AIM:
Which lines have the string "name"? Copy all of them from the entries below.

TASK INPUTS:
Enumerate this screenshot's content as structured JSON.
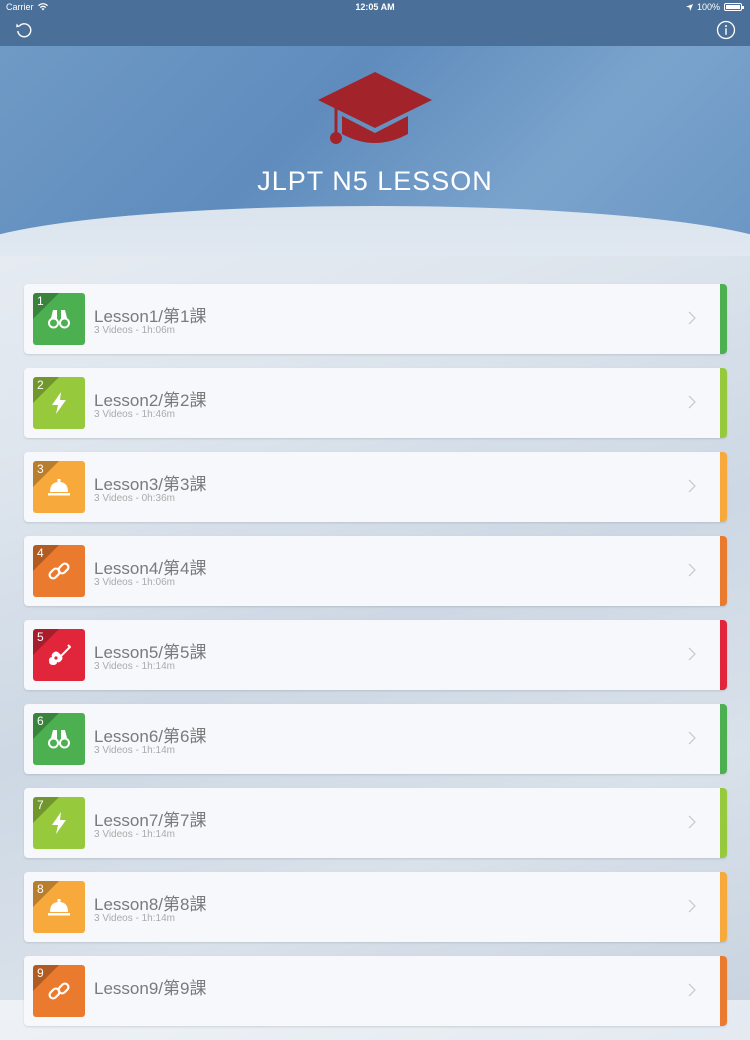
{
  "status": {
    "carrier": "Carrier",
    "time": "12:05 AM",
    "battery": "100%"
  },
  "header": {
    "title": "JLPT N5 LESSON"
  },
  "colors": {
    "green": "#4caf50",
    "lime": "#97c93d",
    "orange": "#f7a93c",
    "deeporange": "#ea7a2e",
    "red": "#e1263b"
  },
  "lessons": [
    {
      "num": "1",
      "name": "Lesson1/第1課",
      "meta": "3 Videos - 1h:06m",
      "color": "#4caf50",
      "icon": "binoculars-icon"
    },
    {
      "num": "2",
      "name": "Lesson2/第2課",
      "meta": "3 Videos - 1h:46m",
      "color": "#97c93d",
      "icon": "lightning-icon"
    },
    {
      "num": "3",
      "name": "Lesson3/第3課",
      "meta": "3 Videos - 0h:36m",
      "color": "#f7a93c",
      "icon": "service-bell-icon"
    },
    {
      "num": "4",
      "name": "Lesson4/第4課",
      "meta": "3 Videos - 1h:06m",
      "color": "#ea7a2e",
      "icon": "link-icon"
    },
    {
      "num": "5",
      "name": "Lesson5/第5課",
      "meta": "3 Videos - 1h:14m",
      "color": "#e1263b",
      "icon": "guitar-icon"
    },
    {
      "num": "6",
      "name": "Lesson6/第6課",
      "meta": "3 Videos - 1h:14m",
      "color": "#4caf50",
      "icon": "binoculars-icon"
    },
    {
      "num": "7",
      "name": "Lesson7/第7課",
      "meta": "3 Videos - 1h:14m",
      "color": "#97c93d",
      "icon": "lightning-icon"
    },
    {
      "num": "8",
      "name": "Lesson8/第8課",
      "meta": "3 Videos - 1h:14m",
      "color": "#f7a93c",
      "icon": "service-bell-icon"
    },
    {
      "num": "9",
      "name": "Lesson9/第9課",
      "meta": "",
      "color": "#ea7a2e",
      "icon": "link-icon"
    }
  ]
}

EXERCISE ANSWER:
      "name": "Lesson1/第1課",
      "name": "Lesson2/第2課",
      "name": "Lesson3/第3課",
      "name": "Lesson4/第4課",
      "name": "Lesson5/第5課",
      "name": "Lesson6/第6課",
      "name": "Lesson7/第7課",
      "name": "Lesson8/第8課",
      "name": "Lesson9/第9課",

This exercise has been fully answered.